#### Data provided ####

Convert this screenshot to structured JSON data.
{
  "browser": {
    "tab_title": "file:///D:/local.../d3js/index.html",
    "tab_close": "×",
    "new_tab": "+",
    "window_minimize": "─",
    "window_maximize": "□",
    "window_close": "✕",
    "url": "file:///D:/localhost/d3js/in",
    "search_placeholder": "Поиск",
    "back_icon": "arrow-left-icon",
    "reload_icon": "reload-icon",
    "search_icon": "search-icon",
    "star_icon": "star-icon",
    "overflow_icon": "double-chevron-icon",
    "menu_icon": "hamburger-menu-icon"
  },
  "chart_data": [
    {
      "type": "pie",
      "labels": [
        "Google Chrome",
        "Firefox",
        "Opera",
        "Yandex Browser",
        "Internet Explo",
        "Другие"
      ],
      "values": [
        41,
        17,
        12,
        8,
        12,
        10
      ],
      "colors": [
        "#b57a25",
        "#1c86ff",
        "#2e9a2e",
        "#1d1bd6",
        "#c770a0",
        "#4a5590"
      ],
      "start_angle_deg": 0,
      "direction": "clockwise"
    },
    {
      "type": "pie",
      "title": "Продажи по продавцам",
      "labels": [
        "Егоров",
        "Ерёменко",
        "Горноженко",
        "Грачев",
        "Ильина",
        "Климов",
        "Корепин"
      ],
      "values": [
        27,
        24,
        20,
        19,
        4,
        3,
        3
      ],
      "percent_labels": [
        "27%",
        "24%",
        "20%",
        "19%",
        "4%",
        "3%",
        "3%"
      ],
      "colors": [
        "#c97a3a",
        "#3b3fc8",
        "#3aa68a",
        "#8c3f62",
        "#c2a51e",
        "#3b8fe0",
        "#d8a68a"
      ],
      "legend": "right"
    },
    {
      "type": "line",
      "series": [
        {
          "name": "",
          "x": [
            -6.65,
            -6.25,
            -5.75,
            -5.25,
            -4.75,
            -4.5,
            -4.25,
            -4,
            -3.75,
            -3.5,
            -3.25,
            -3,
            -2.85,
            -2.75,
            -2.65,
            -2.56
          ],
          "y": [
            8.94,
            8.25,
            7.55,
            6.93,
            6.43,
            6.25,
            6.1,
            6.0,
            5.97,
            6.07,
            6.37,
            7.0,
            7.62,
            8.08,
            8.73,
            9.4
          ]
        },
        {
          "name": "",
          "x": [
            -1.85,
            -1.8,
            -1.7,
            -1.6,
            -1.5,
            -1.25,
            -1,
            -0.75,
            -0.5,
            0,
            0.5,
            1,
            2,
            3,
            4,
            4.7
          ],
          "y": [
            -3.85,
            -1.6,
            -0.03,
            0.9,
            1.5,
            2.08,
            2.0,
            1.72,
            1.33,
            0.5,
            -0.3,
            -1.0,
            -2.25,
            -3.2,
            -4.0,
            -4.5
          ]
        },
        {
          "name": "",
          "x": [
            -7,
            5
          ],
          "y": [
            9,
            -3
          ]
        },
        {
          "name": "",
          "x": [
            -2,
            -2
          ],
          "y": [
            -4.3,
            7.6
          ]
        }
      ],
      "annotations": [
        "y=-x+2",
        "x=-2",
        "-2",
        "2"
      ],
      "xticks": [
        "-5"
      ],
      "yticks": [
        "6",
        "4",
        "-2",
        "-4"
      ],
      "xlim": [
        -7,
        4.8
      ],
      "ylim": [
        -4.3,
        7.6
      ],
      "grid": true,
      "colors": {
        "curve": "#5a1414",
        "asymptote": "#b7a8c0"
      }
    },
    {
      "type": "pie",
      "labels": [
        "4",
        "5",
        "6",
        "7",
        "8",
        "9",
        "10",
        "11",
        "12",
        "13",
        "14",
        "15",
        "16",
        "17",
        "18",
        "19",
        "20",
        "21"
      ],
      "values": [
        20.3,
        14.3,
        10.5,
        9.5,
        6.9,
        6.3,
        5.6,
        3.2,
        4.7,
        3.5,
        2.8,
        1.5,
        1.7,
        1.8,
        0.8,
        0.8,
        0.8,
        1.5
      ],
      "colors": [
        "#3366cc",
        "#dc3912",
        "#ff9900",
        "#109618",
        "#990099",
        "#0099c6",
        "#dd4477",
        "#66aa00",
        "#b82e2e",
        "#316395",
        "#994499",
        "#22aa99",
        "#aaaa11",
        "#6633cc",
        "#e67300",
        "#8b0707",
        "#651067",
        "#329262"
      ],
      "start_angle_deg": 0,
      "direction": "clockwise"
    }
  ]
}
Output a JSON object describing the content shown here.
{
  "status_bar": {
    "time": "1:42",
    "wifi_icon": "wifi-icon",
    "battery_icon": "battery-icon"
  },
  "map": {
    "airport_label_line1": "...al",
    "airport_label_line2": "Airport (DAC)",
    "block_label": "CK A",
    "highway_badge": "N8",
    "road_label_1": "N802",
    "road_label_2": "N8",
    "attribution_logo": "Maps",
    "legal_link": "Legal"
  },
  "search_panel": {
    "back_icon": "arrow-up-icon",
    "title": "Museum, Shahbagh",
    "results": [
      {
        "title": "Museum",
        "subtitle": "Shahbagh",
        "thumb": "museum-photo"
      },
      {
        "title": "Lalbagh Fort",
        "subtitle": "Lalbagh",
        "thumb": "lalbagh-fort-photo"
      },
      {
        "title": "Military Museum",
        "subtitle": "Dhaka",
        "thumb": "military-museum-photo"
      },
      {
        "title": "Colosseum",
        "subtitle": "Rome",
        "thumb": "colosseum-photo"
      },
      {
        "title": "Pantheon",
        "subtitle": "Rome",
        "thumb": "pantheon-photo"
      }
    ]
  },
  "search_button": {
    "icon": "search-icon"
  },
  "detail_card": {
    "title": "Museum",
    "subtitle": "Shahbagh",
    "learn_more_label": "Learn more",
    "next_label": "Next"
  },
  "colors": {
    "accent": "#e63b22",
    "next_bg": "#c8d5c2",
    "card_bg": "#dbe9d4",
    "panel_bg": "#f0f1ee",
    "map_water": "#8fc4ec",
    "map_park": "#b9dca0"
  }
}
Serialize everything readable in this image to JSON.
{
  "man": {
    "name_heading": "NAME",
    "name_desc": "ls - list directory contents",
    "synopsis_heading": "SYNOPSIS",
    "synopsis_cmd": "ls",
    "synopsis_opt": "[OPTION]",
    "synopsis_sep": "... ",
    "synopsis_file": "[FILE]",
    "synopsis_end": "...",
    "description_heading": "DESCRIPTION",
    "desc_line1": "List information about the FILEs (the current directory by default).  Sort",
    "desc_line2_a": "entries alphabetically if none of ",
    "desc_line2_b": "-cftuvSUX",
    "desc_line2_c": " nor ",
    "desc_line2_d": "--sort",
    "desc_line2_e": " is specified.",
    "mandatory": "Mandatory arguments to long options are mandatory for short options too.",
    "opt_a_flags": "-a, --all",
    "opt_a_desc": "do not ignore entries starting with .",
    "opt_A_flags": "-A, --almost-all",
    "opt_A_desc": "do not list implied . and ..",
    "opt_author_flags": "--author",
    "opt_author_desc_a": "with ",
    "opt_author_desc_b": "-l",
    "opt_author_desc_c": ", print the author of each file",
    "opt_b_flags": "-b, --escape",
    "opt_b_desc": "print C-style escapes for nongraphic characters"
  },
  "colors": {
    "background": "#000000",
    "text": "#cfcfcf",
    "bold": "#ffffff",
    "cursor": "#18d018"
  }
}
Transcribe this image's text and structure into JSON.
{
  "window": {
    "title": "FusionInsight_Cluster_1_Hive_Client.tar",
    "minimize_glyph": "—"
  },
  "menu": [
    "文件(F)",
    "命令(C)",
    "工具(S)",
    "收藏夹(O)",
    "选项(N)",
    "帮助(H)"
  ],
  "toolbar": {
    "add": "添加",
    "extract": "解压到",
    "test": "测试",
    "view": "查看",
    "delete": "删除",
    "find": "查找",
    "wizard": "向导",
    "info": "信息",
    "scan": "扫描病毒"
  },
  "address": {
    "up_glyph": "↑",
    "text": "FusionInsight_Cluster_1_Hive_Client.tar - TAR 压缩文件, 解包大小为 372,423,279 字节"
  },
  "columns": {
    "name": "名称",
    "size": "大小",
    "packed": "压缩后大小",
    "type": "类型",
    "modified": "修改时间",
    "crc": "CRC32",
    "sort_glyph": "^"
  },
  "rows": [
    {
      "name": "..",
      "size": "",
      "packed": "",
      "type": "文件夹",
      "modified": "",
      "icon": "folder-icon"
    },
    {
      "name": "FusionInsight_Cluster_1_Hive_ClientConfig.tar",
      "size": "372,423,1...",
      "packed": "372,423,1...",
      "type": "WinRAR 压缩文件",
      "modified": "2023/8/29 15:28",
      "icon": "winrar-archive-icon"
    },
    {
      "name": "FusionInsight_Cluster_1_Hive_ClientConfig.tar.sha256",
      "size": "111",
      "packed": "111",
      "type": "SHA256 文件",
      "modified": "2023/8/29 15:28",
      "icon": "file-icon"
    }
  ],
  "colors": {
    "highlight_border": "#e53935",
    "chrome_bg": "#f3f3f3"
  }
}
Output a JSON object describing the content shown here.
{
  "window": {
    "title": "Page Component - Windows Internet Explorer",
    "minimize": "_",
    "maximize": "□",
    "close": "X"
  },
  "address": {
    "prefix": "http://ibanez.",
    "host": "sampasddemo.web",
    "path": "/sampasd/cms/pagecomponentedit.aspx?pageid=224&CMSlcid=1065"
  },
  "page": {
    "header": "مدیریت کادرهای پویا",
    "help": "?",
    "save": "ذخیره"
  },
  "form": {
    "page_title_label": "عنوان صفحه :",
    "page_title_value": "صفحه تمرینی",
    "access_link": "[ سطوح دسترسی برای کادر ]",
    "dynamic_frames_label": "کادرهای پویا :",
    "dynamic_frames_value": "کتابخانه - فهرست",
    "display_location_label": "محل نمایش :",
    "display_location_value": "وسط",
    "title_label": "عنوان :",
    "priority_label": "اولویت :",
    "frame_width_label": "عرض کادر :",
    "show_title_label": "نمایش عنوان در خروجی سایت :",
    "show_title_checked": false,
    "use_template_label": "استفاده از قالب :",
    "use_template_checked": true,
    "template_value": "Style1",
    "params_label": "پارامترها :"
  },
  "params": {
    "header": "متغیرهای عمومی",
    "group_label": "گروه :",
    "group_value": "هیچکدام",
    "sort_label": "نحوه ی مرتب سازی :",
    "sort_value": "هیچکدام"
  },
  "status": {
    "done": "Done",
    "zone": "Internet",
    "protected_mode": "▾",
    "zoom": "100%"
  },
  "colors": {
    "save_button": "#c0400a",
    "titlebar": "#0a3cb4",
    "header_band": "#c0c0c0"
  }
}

####

- Description of the task -
Copy out the lines that hold "پویا".

- Solution below -
    "header": "مدیریت کادرهای پویا",
    "dynamic_frames_label": "کادرهای پویا :",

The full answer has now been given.